— Start Records for this exercise —
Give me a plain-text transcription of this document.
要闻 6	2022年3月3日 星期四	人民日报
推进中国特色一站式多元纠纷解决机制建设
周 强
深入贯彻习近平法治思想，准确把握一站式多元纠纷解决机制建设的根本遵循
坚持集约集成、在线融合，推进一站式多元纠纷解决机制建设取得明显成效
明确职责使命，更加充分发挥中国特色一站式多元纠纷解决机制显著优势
— End Records for this exercise —
Every record above must be duplicated exactly.

Response to this task —
Give me a plain-text transcription of this document.
要闻 6	2022年3月3日 星期四	人民日报
推进中国特色一站式多元纠纷解决机制建设
周 强
深入贯彻习近平法治思想，准确把握一站式多元纠纷解决机制建设的根本遵循
坚持集约集成、在线融合，推进一站式多元纠纷解决机制建设取得明显成效
明确职责使命，更加充分发挥中国特色一站式多元纠纷解决机制显著优势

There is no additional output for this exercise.